## O que se pede
**1.** Você consegue reproduzir literalmente o trecho sobre o filme de vampiros, de "Todavia, diferentemente dos" até "jamais em paz."?
**2.** Como o texto sobre o filme de vampiros de Tony Scott prosseguiria depois da última frase apresentada? Escreva essa continuação.

Todavia, diferentemente dos humanos, os vampiros amantes que Miriam escolhe ao longo de sua existência, apesar de envelhecerem ferozmente, não morrem. Ela os coloca em caixões para que possam ficar parados por toda a eternidade, ainda conscientes e vivos, porém com corpos imprestáveis. Assim, John, ao perder a beleza e perceber que Miriam já prepara Sarah, seduzindo-a, para que seja sua nova amante por séculos, pede desesperadamente para que ela o mate, o que simplesmente ela não faz. John é colocado, então, ao lado dos amantes anteriores de Miriam para que possa passar a eternidade numa claustrofóbica caixa, consciente e jamais em paz.
Ao condenar John para uma espera eterna de algo que nunca virá, Miriam descumpre sua promessa de eternidade. Enquanto isso acontece, vai seduzindo Sarah, que logo se entrega a ela, carregando o filme de erotismo e lirismo. Sarah, contudo, não parece amar Miriam tal como John.
O tom sombrio, pouco colorido e as cenas que se passam na luxuosa casa de Miriam e John evocam uma enorme sensação de solidão e vazio. Apesar da sofisticação e da beleza fria, as imagens são como uma tarde triste, silenciosa e morta. Aliás, as peças de arte que habitam a casa de Miriam demonstram que ela é, acima de tudo, uma colecionadora, que além dos objetos, coleciona amores que se desfazem. Vale lembrar que além da fria paleta de cores, em nenhum momento Tony Scott apelou para o uso de dentes afiados e olhos vermelhos, típicos de filmes que envolvem a temática dos vampiros. Muito pelo contrário, optou por uma ambiguidade elegante entre o ser demoníaco e ao mesmo tempo extremamente humano em relação aos seus desejos, vontades e sofrimentos.

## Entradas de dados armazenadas
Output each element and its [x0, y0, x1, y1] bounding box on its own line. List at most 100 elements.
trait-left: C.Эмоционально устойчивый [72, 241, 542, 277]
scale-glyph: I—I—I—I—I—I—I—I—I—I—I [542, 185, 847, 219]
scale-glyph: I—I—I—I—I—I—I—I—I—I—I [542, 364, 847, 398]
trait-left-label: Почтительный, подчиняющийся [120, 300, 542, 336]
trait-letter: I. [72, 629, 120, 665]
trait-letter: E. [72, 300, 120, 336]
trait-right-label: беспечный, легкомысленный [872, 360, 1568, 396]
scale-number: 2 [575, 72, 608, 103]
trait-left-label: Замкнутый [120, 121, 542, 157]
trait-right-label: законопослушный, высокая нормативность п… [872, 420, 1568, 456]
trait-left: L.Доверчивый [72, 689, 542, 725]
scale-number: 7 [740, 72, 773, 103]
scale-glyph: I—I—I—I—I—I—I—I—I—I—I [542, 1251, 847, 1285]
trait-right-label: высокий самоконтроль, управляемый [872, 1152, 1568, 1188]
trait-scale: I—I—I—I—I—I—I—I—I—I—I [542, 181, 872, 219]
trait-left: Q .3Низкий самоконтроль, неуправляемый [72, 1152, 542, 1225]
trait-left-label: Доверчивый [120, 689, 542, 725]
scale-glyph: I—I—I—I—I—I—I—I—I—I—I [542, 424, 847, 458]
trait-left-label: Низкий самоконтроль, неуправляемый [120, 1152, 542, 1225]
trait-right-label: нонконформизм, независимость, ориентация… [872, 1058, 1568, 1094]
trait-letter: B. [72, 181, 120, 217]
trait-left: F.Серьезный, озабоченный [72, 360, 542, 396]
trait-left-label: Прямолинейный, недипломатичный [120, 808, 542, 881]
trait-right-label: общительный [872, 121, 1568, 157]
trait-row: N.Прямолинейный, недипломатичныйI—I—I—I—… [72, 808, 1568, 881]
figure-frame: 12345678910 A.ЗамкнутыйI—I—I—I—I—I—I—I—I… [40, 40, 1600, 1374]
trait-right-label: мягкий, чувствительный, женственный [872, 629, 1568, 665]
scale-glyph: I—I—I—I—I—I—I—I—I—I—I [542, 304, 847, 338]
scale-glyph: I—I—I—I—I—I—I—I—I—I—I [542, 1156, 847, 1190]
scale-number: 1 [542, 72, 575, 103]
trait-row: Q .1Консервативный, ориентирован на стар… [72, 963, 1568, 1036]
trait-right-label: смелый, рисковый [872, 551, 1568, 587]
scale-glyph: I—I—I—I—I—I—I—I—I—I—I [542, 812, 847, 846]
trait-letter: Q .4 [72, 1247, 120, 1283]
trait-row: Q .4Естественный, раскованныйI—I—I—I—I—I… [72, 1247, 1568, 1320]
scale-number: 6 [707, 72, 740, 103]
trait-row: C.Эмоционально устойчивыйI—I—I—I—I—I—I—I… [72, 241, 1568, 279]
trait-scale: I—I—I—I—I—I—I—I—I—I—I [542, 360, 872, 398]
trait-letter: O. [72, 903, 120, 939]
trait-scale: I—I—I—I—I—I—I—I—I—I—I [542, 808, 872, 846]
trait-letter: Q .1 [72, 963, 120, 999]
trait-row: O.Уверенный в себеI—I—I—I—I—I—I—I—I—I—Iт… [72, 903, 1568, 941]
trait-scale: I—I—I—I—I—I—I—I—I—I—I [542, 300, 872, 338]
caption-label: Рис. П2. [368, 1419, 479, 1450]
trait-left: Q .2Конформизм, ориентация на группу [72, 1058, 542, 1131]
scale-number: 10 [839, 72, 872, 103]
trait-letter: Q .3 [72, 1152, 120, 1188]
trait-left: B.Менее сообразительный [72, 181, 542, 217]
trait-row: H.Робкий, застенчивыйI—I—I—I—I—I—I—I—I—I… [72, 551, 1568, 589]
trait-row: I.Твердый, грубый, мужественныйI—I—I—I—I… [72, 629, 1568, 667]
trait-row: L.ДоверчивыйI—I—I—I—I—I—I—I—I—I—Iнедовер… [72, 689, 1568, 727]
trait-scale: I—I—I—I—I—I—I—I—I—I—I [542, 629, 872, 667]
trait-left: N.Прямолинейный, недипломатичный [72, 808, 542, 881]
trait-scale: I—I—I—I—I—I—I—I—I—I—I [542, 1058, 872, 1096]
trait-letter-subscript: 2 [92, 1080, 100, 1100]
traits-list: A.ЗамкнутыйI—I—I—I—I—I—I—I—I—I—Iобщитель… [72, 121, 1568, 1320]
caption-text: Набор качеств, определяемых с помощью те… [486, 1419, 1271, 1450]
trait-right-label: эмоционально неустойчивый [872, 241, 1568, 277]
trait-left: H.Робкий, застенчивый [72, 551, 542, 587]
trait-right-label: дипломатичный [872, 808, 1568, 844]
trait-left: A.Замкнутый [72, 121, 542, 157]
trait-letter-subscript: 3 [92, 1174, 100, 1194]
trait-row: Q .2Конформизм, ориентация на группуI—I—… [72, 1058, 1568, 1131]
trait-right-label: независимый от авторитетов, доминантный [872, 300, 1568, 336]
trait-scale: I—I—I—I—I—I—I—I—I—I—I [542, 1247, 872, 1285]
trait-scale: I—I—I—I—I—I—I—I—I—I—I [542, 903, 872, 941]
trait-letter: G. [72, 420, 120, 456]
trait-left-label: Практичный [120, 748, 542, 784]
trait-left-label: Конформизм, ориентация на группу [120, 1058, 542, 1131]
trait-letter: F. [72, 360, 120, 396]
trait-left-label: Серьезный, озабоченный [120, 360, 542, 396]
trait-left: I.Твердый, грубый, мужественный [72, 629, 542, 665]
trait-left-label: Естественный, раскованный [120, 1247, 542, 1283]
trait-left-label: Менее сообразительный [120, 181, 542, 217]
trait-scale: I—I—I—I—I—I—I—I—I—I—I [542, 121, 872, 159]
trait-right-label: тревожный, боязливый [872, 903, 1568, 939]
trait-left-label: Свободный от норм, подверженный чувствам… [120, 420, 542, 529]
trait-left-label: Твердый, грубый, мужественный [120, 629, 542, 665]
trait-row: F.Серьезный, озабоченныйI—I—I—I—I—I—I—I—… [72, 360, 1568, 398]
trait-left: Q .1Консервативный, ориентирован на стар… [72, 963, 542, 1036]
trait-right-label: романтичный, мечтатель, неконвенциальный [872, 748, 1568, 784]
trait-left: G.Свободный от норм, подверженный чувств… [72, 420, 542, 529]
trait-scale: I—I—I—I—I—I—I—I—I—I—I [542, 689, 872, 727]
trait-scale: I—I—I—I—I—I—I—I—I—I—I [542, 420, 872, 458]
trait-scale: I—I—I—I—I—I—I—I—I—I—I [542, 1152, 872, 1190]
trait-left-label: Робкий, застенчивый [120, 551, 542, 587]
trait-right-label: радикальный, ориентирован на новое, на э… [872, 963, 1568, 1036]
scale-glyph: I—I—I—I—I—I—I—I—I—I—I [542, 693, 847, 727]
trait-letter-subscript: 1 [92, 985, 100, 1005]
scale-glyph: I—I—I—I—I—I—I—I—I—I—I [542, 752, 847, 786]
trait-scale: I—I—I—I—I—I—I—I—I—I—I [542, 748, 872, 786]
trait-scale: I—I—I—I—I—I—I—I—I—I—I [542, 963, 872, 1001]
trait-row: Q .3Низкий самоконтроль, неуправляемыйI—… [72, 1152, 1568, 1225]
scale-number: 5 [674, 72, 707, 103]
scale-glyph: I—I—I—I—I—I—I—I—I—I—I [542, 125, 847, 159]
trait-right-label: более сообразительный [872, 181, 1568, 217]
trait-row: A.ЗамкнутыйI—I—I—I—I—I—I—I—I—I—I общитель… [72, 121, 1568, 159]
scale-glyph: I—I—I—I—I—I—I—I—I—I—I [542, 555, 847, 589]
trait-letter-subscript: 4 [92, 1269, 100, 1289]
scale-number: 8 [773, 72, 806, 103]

## Respostas por tarefa
**1.**
Todavia, diferentemente dos humanos, os vampiros amantes que Miriam escolhe ao longo de sua existência, apesar de envelhecerem ferozmente, não morrem. Ela os coloca em caixões para que possam ficar parados por toda a eternidade, ainda conscientes e vivos, porém com corpos imprestáveis. Assim, John, ao perder a beleza e perceber que Miriam já prepara Sarah, seduzindo-a, para que seja sua nova amante por séculos, pede desesperadamente para que ela o mate, o que simplesmente ela não faz. John é colocado, então, ao lado dos amantes anteriores de Miriam para que possa passar a eternidade numa claustrofóbica caixa, consciente e jamais em paz.

**2.**
Fome de viver nos convida a pensar sobre a mortalidade, a beleza da juventude, o medo do envelhecimento e o fim do amor. Quem gostaria de viver eternamente se para isso tivesse que estar para sempre aprisionado num corpo velho, feio e incapaz de fazer tudo que se tem vontade? A humanidade sempre sonhou com a vida eterna por um lado, mas por outro nunca a imaginou na figura de alguém velho ou feio, mas sempre numa figura jovem, bela e potente. Será que se fôssemos condenados a viver eternamente como John gostaríamos mesmo de ser imortais? Talvez a tragédia humana e de seus desejos não se resuma a saber que se morre, que somos mortais, mas que a juventude e a beleza duram apenas algumas poucas décadas. Por mais que hoje falemos sobre a beleza da velhice, estaríamos sendo sinceros conosco? O medo da morte e do fim dos amores ainda nos aterroriza.
Por fim, é curioso e um pouco perturbador pensar que Tony Scott tenha abordado um filme sobre a morte dessa forma, tendo infelizmente perdido a fome de viver num dia sombrio de sua trajetória. Além dele, também Bowie, que de repente envelheceu bruscamente como John e saiu de cena de maneira abrupta, deixando para nós a eternidade de sua juventude e beleza. Dessa forma, não somente pelos elementos que traz, pelo enredo e pela estética, mas também por todo simbolismo que carrega, Fome de viver se tornou um filme imortal.